• **Required task A**:
Lay out the listing entries from the line with "- menu-item-bt-label: 新建BT任务: [484, 117, 553, 132]" up to and including the line with "- back-button[interactable]: ‹: [18, 67, 42, 82]" as a JSON list of strings, one string per line, leaving out blank lines.

*** Selected text

Non-GAAP gross profit was $16.2 million, or 46%, versus $21.4 million, or 12%, in the third quarter of 2023. The year-over-year decrease in non-GAAP gross profit ($) was largely due to lower storage hardware revenue. The year-over-year increase in Non-GAAP gross margin (%) was primarily driven by a much higher contribution from high margin software and services revenue in the quarter.

Net loss was $148.3 million versus third quarter 2023 net loss of $77.1 million. The year-over-year change was primarily driven by $104.1 million of bad debt expense associated with impairment of receivables related to customer contracts that provide a parent company guarantee, as well as lower revenues in the quarter.

Adjusted EBITDA was $(3.5) million compared to $(0.9) million in the third quarter of 2023, primarily due to lower gross profit, partially offset by lower operating costs.

The Company ended the third quarter of 2024 with $75.4 million in cash and cash equivalents, as compared to $89.6 million in cash and cash equivalents at the end of the second quarter 2024.

Operating Results

Contracted backlog was $1.55 billion at the end of the third quarter of 2024, compared to $1.58 billion as of the end of the second quarter of 2024, representing a 2% sequential decrease. The slight decrease in contracted backlog in the quarter was driven by the conversion of backlog to revenue and low bookings in the quarter.

Bookings were $29.1 million in the third quarter of 2024 versus $676.4 million in the third quarter of 2023. Bookings remain highly variable due to the Company’s previous expansion into large front-of-the-meter (FTM) storage projects and the recent strategic shift towards higher-margin software and services versus hardware sales.

Contracted storage AUM increased 3% sequentially to 6.0 GWh for the third quarter of 2024. Solar monitoring AUM increased 6% sequentially to 28.5 GW for the third quarter of 2024.

CARR increased 2% to $92.3 million at the end of the third quarter of 2024 versus $90.1 million at the end of the second quarter of 2024.

The following table provides a summary of backlog at the end of the third quarter of 2024, compared to backlog at the end of the second quarter of 2024 ($ in millions):

End of 2Q24

$

1,578.5

 

Add:

 

Bookings

 

29.1

 

Less:

 

Hardware revenue

 

(13.8

)

   

Software/services activations

 

(43.2

)

   

Amendments/Cancellations

 

(3.2

)

End of 3Q24

$

1,547.4

 

Strategy Review Outcome

On October 1, 2024, the Company announced the outcome of its previously announced review of its corporate strategy. The Company expects its new strategic priorities will drive more predictable recurring revenue at significantly higher gross margins than the Company has previously realized and will enable more scalable growth. The new strategy is driven by four key strategic priorities: (1) shift to software and services-centric business to drive predictable, recurring, high-margin revenue, (2) expand and emphasize energy services as a competitive differentiator and enable more predictable revenue, (3) deliver enhanced AI-enabled software and edge device capabilities, and (4) provide hardware procurement advisory services, rather than procure hardware as the primary go-to-market approach. The Company will continue to provide hardware procurement, but only under certain strict profitability and working capital guidelines.

******

• **Required task B**:
Continue the third-quarter 2024 results release from the end of its last sentence.

*** Extracted material

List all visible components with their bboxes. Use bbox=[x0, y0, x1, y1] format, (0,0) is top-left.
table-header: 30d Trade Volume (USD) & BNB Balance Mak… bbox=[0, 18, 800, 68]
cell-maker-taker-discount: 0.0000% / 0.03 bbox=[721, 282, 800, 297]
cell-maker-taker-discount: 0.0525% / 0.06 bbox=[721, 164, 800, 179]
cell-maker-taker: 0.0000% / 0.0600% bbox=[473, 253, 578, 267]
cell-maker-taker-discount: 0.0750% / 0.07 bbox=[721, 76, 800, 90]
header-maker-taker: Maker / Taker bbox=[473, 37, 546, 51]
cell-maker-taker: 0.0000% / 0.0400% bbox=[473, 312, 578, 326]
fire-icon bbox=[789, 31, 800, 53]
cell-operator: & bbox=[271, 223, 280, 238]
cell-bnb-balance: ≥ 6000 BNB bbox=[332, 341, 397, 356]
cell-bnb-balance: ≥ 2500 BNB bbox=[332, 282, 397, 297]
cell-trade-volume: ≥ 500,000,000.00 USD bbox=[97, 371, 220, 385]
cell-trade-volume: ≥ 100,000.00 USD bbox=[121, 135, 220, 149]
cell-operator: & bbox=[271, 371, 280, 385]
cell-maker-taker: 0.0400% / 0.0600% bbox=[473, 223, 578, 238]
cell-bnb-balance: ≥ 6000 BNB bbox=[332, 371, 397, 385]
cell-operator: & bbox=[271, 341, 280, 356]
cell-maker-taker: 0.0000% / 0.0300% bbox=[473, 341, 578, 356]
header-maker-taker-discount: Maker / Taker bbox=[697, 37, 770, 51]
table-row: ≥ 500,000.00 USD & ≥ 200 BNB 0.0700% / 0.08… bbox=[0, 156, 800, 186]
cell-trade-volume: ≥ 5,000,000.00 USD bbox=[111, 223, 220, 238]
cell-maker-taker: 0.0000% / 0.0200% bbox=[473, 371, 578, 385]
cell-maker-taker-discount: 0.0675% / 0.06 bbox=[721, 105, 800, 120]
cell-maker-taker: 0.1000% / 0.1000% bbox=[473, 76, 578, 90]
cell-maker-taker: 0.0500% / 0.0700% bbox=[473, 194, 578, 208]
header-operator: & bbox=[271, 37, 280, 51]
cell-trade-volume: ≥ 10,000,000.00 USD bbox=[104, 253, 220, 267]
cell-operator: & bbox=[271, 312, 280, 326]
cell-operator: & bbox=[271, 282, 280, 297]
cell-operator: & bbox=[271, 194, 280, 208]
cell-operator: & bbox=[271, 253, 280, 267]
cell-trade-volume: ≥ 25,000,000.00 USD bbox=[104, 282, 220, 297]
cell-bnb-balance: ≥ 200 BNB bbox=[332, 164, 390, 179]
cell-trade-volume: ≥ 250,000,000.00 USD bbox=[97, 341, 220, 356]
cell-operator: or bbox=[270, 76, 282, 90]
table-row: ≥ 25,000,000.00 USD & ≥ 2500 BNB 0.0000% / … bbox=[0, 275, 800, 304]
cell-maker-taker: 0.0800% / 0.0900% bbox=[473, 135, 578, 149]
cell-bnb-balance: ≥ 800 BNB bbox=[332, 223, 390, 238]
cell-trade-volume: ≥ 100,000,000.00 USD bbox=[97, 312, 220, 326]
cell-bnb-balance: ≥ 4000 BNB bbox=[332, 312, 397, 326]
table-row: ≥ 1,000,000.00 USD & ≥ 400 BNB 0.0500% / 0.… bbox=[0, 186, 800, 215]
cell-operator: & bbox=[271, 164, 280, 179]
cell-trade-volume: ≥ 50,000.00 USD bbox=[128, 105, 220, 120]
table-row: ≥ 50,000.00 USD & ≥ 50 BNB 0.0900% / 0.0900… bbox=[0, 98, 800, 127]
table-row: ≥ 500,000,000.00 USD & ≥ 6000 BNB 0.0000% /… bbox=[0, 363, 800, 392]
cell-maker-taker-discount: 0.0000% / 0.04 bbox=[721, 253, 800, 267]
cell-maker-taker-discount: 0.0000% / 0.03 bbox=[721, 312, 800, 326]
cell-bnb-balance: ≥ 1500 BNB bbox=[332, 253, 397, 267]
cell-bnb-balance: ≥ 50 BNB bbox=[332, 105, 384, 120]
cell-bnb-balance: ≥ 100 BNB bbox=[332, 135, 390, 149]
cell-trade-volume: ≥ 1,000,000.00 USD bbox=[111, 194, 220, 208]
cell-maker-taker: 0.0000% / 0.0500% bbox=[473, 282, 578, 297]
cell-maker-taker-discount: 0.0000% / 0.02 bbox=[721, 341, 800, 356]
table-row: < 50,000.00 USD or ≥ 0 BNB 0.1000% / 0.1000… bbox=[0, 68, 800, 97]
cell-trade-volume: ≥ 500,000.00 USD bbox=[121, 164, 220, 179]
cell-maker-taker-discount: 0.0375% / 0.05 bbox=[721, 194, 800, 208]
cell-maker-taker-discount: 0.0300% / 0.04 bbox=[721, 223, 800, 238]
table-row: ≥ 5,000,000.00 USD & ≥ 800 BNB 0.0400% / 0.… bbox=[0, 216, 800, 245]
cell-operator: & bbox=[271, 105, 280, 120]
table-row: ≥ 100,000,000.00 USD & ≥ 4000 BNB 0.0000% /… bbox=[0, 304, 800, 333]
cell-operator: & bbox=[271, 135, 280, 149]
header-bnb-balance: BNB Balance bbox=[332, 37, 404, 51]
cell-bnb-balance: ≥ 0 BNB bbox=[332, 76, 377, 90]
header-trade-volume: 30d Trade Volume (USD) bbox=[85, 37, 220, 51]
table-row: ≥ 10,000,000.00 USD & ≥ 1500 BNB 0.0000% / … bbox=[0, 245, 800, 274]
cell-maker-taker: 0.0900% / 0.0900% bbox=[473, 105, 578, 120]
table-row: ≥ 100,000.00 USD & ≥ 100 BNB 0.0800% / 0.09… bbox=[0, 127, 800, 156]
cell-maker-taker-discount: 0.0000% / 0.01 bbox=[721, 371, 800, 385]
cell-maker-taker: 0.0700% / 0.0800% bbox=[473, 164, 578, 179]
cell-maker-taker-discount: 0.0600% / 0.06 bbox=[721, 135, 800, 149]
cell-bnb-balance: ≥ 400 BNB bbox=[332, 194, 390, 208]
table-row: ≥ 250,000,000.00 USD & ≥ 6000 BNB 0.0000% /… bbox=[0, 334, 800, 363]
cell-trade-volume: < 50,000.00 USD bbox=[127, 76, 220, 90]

******
*** Extracted material

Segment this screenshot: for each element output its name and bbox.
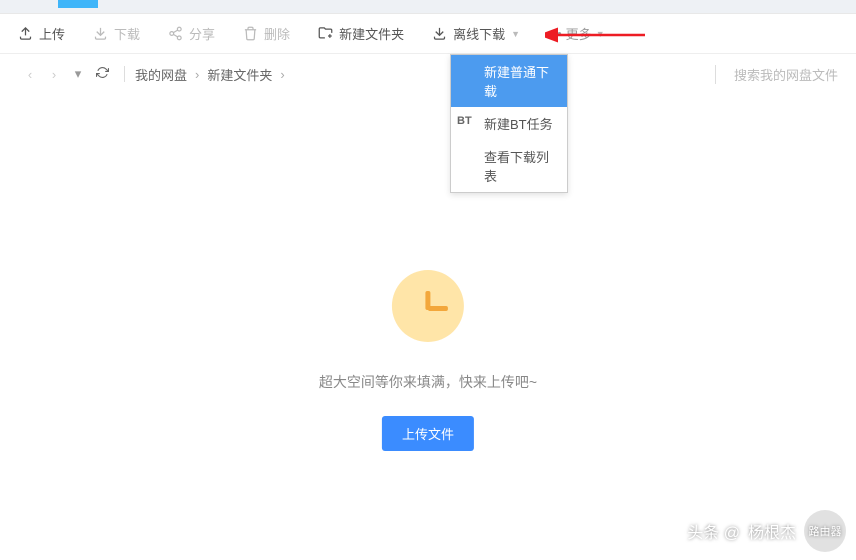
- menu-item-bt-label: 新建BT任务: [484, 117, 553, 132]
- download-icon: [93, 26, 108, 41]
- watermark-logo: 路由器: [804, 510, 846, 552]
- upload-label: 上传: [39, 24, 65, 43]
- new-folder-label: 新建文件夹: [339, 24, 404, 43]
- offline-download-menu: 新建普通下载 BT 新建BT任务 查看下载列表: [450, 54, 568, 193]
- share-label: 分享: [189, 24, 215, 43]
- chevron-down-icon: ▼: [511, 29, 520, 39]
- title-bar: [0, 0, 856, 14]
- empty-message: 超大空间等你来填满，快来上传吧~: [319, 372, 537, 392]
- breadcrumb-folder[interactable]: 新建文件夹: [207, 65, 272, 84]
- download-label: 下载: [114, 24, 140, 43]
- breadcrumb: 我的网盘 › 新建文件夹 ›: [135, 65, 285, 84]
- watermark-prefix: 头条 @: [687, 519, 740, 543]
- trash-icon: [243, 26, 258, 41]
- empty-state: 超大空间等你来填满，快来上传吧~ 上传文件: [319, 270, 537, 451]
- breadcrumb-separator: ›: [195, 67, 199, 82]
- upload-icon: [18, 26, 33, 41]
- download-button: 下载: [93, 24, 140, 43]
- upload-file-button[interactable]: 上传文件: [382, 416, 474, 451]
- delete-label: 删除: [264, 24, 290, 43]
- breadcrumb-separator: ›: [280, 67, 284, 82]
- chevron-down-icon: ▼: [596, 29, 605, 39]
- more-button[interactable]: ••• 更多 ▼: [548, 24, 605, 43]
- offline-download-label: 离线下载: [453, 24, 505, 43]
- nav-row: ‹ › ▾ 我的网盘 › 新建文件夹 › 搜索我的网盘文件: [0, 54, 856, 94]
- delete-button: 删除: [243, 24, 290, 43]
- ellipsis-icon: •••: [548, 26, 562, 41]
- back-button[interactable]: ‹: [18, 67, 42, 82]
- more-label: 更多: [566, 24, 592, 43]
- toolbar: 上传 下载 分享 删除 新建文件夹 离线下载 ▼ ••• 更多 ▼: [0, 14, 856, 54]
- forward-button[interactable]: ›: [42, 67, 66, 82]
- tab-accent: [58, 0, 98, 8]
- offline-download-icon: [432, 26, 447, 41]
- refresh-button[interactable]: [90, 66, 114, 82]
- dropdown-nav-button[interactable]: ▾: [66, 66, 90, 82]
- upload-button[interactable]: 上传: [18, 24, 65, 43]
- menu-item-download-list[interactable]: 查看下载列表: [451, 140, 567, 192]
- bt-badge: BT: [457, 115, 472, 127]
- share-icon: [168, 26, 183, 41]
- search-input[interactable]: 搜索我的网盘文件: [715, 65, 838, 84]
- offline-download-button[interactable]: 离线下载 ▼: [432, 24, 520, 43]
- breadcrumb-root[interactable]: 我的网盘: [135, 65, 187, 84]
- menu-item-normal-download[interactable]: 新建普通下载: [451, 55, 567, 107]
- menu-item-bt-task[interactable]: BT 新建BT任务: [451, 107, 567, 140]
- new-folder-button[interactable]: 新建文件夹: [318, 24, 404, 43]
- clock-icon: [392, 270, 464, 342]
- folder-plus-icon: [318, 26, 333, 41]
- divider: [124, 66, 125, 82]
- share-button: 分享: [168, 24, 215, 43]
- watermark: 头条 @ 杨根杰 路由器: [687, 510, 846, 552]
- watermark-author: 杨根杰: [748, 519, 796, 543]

******
*** Extracted material

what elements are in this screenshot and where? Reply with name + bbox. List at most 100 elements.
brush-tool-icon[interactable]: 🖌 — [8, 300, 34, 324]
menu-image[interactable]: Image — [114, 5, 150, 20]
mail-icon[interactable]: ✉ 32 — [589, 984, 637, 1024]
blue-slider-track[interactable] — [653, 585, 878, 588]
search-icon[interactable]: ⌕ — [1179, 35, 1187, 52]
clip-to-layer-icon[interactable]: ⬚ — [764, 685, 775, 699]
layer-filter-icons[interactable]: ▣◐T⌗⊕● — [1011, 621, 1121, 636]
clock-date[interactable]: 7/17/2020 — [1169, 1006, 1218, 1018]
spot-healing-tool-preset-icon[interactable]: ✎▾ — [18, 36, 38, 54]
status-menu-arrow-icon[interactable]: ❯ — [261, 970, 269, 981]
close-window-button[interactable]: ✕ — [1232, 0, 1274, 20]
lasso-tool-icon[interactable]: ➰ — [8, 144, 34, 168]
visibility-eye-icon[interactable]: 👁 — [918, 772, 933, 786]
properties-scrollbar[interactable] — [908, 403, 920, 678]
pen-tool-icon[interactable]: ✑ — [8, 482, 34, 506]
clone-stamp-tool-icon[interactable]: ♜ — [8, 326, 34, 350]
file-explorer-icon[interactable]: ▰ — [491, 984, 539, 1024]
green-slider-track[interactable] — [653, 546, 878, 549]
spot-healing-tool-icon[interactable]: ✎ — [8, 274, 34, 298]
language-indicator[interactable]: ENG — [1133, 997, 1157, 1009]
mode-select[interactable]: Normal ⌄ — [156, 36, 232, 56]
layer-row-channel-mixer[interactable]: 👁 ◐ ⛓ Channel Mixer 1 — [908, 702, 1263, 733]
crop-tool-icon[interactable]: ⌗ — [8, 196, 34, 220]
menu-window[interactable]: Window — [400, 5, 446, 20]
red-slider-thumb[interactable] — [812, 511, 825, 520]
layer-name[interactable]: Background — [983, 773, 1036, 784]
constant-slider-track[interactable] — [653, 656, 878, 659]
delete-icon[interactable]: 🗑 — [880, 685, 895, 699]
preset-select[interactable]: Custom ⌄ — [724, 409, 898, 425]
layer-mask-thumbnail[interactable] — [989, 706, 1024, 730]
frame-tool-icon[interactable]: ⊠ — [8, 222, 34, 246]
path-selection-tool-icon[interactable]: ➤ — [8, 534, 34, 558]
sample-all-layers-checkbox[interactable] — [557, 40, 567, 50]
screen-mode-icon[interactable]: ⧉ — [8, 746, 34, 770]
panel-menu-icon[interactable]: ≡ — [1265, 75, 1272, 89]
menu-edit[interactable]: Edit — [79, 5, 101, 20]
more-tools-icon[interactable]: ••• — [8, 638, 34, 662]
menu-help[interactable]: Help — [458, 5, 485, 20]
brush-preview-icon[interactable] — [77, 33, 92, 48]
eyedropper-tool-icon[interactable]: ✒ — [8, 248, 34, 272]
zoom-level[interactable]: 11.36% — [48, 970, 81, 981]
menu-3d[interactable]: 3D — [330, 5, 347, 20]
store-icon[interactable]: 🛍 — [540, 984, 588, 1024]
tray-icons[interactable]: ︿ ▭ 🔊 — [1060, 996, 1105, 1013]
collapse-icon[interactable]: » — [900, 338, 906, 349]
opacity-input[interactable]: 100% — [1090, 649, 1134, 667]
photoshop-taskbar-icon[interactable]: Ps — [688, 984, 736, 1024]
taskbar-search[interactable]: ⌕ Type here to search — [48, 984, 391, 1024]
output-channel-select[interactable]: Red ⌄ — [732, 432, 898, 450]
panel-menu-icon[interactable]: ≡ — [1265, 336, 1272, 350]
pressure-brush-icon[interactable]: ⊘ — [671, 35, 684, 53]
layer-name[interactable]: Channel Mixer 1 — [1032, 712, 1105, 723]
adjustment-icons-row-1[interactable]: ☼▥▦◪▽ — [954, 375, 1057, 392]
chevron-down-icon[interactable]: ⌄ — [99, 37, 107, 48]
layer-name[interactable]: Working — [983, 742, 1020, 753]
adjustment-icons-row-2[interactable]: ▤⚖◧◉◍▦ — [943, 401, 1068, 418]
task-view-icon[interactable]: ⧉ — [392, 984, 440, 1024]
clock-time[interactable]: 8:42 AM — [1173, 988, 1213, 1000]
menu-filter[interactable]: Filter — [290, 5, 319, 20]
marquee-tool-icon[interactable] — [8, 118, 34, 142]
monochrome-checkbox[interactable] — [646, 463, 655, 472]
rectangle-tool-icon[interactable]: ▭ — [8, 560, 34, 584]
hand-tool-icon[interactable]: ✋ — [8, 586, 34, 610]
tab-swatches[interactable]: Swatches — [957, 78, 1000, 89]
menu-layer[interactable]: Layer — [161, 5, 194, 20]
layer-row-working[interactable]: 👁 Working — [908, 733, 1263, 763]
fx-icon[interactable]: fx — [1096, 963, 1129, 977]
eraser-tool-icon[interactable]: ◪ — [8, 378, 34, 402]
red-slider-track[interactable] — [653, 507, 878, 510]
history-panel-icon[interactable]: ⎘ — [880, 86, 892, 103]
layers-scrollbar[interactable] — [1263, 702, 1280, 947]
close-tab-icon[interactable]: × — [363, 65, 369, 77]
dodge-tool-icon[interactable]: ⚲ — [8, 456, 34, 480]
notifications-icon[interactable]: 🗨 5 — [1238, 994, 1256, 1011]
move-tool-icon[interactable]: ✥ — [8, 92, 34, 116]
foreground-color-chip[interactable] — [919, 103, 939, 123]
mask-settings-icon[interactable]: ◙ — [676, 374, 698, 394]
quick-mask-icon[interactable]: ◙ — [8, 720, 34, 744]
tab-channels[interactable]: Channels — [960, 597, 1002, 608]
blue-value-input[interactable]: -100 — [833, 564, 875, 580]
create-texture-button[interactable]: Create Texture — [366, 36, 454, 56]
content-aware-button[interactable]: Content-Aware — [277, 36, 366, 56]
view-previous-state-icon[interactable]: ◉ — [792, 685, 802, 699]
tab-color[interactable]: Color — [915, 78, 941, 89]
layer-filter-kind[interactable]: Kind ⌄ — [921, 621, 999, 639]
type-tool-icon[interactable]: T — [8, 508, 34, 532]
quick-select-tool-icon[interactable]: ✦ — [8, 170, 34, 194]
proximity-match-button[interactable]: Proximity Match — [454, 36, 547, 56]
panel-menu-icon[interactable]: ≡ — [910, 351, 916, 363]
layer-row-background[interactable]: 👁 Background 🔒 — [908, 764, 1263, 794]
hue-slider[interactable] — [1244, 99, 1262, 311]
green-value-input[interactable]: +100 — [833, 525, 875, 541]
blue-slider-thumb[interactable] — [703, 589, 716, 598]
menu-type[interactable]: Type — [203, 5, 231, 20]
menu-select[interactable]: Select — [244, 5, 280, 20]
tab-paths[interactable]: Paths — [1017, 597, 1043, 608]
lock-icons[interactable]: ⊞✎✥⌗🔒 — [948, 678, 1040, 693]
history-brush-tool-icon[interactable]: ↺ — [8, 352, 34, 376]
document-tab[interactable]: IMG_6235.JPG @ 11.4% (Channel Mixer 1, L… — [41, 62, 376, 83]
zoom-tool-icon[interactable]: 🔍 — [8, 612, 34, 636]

******

• **Task result A**:
[
  "- menu-item-bt-label: 新建BT任务: [484, 117, 553, 132]",
  "- download-icon: [93, 26, 108, 41]",
  "- watermark-logo: 路由器: [804, 510, 846, 552]",
  "- upload-label: 上传: [39, 24, 65, 43]",
  "- new-folder-label: 新建文件夹: [339, 24, 404, 43]",
  "- offline-download-menu: 新建普通下载 BT 新建BT任务 查看下载列表: [450, 54, 568, 193]",
  "- share-label: 分享: [189, 24, 215, 43]",
  "- chevron-down-icon: ▼: [511, 29, 520, 39]",
  "- title-bar: [0, 0, 856, 14]",
  "- empty-message: 超大空间等你来填满，快来上传吧~: [319, 372, 537, 392]",
  "- breadcrumb-folder[interactable]: 新建文件夹: [207, 65, 272, 84]",
  "- download-label: 下载: [114, 24, 140, 43]",
  "- breadcrumb: 我的网盘 › 新建文件夹 ›: [135, 65, 285, 84]",
  "- watermark-prefix: 头条 @: [687, 519, 740, 543]",
  "- trash-icon: [243, 26, 258, 41]",
  "- empty-state: 超大空间等你来填满，快来上传吧~ 上传文件: [319, 270, 537, 451]",
  "- breadcrumb-separator: ›: [195, 67, 199, 82]",
  "- upload-icon: [18, 26, 33, 41]",
  "- download-button: 下载: [93, 24, 140, 43]",
  "- upload-file-button[interactable]: 上传文件: [382, 416, 474, 451]",
  "- delete-label: 删除: [264, 24, 290, 43]",
  "- breadcrumb-separator: ›: [280, 67, 284, 82]",
  "- chevron-down-icon: ▼: [596, 29, 605, 39]",
  "- more-button[interactable]: ••• 更多 ▼: [548, 24, 605, 43]",
  "- offline-download-label: 离线下载: [453, 24, 505, 43]",
  "- nav-row: ‹ › ▾ 我的网盘 › 新建文件夹 › 搜索我的网盘文件: [0, 54, 856, 94]",
  "- delete-button: 删除: [243, 24, 290, 43]",
  "- ellipsis-icon: •••: [548, 26, 562, 41]",
  "- back-button[interactable]: ‹: [18, 67, 42, 82]"
]

• **Task result B**:
Recent Business Updates

On September 16, 2024, the Company announced that John Carrington stepped down as Chief Executive Officer and as a member of the Board of Directors of the Company (the “Board”), effective immediately. The Board has engaged an executive search firm to conduct a search, which includes internal and external candidates, for a permanent CEO. David Buzby, Executive Chair of the Board, was appointed interim CEO. Mr. Buzby will continue to serve as Executive Chair of the Board.

On October 23, 2024, the Company announced the appointment of Albert Hofeldt, PhD as Stem’s Chief Technology Officer (CTO), effective immediately. Dr. Hofeldt will lead Stem’s efforts to deliver enhanced AI-enabled software and edge device capabilities as part of the company’s recently announced software and services-centric strategy.

Outlook

The Company is updating its full year 2024 guidance ranges to account for the Company’s recent financial results, ongoing implementation of its new strategy and continued expectation of project delays, which continue to negatively impact results, as follows ($ millions, unless otherwise noted):

 

Previous

Updated

Revenue

$200 – $270

$135 – $155

 

 

 

Non-GAAP Gross Margin (%)

25% – 30%

32% – 36%

 

 

 

Adjusted EBITDA

($30) – ($20)

($45) – ($30)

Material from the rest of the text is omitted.